▸ Short problem
In the records below, pick out all lines containing the word "circuit".

──────── Supplied entries

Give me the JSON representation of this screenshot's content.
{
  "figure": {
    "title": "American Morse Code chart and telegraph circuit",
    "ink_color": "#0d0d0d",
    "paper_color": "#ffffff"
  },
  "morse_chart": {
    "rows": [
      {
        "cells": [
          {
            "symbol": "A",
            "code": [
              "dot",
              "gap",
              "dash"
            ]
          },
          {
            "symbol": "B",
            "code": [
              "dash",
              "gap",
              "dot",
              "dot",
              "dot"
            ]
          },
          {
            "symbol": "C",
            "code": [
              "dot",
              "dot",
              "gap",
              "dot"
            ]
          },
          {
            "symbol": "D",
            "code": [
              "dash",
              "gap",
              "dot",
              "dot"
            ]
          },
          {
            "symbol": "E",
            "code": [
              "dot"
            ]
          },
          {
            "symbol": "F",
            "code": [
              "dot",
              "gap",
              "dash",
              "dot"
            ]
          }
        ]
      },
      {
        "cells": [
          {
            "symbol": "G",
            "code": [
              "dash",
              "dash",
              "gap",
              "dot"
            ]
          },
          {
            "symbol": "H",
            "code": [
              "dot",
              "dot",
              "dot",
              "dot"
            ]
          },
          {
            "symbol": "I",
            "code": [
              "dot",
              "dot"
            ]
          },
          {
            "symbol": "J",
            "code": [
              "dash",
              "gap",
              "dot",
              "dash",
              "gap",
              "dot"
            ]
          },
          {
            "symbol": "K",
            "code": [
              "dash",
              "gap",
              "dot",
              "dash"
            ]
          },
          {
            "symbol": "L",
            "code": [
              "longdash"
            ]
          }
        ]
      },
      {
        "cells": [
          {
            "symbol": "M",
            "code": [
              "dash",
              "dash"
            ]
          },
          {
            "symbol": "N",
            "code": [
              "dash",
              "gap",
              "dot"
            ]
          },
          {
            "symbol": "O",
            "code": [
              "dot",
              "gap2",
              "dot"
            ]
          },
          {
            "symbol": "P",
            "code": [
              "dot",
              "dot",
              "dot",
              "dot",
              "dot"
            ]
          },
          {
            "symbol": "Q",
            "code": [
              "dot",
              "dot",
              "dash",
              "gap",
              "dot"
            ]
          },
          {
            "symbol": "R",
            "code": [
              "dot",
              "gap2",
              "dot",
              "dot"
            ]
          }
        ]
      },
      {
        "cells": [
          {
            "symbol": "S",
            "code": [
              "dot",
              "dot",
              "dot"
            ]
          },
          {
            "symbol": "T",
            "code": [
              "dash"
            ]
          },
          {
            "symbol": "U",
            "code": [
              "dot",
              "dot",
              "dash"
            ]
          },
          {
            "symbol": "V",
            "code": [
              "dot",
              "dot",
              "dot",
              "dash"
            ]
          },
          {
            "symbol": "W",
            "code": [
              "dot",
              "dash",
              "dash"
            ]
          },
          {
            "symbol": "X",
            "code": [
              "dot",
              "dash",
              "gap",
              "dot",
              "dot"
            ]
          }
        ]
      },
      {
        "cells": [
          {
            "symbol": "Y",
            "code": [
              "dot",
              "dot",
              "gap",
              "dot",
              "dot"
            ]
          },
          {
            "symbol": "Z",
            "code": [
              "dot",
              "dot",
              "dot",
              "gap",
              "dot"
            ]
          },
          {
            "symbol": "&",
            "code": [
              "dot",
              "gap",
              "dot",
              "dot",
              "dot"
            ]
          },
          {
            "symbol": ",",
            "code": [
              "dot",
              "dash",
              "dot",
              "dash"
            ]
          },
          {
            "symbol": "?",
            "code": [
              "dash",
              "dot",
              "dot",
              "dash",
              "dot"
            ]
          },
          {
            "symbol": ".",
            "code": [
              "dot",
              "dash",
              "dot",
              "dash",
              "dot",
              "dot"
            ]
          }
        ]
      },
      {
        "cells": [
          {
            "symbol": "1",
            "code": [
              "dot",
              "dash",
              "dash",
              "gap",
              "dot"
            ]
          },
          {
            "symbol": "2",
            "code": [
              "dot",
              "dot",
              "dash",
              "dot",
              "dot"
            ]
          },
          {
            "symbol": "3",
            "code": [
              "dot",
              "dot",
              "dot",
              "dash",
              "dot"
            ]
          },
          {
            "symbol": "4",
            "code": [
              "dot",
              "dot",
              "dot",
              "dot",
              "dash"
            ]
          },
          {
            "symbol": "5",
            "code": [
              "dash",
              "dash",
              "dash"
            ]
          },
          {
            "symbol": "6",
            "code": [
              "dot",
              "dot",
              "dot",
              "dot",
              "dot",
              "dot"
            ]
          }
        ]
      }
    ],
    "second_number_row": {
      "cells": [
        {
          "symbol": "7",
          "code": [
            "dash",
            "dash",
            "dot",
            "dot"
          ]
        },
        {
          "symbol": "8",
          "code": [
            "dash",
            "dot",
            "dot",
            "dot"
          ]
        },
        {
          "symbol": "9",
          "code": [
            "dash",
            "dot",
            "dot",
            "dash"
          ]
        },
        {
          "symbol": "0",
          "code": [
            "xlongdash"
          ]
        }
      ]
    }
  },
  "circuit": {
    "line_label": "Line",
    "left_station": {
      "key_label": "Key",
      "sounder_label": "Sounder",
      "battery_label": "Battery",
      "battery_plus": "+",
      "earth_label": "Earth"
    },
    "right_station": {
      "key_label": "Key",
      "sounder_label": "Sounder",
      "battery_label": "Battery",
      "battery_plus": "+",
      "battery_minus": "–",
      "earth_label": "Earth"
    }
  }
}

────────────────

▸ Task result
    "title": "American Morse Code chart and telegraph circuit",
  "circuit": {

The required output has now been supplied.